*AVAILABLE RECORDS*
------------------------

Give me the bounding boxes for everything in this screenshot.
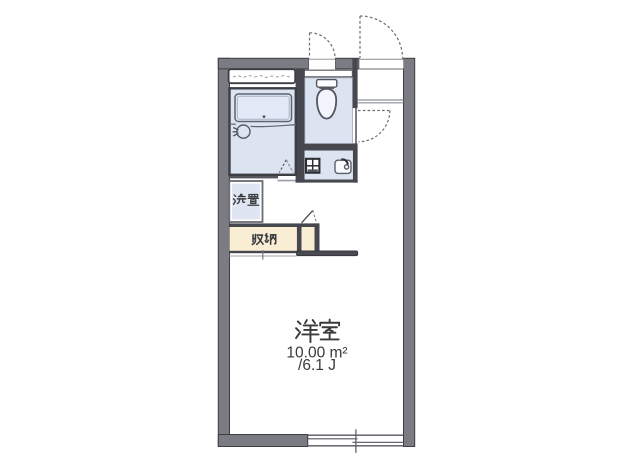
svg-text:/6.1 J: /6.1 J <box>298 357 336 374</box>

------------------------

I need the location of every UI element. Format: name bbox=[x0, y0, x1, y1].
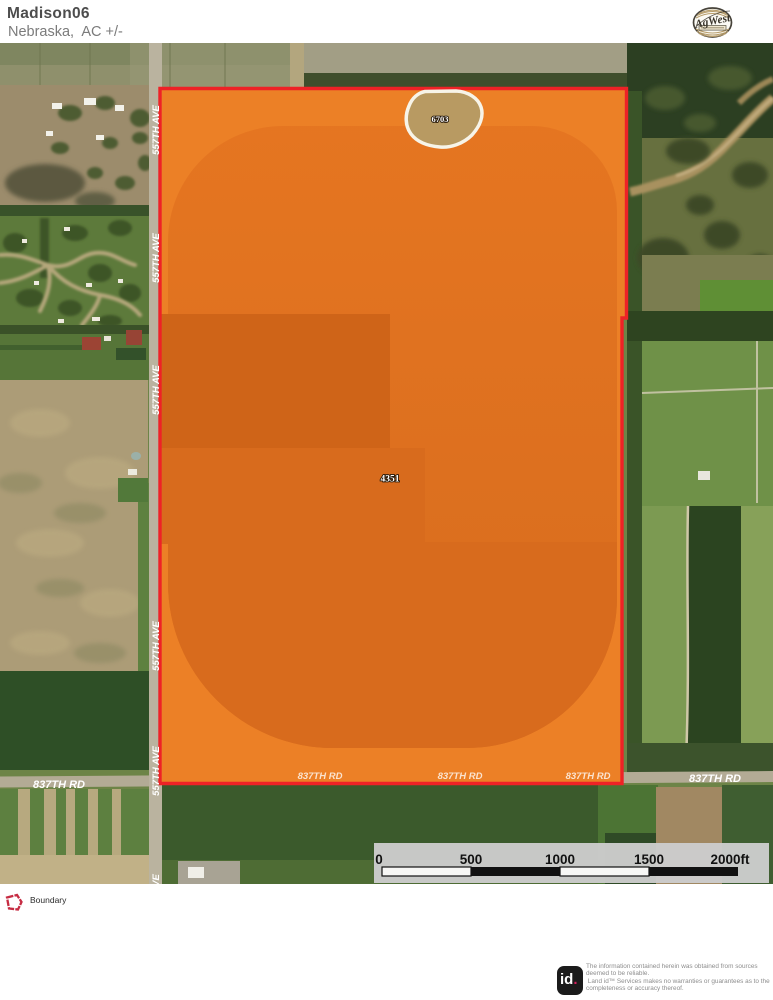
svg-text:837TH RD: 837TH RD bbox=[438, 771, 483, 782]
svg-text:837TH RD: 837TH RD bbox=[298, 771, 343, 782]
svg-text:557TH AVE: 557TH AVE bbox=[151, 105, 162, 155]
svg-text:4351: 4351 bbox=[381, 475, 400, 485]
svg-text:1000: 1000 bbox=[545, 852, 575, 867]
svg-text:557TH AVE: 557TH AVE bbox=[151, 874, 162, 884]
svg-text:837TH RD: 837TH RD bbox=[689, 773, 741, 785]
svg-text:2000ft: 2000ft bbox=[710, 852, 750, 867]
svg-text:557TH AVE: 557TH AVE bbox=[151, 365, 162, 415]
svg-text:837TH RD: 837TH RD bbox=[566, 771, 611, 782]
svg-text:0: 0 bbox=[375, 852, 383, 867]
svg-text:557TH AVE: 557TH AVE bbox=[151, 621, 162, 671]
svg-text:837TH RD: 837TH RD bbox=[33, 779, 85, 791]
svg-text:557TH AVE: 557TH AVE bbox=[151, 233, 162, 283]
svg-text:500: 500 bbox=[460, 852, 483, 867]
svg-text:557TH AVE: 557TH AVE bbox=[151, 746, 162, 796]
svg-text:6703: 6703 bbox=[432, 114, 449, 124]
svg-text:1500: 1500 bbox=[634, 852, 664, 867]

------------------------

*WHAT YOU SHOULD DO*
Retype the records from the line containing "I need the location" up to and including the line containing "svg-text:557TH AVE: 557TH AVE bbox=[151, 874, 162, 884]", exactly as they appear, leaving out the pictures.

*EXERCISE ANSWER*
I need the location of every UI element. Format: name bbox=[x0, y0, x1, y1].
svg-text:837TH RD: 837TH RD bbox=[438, 771, 483, 782]
svg-text:837TH RD: 837TH RD bbox=[298, 771, 343, 782]
svg-text:557TH AVE: 557TH AVE bbox=[151, 105, 162, 155]
svg-text:4351: 4351 bbox=[381, 475, 400, 485]
svg-text:1000: 1000 bbox=[545, 852, 575, 867]
svg-text:557TH AVE: 557TH AVE bbox=[151, 874, 162, 884]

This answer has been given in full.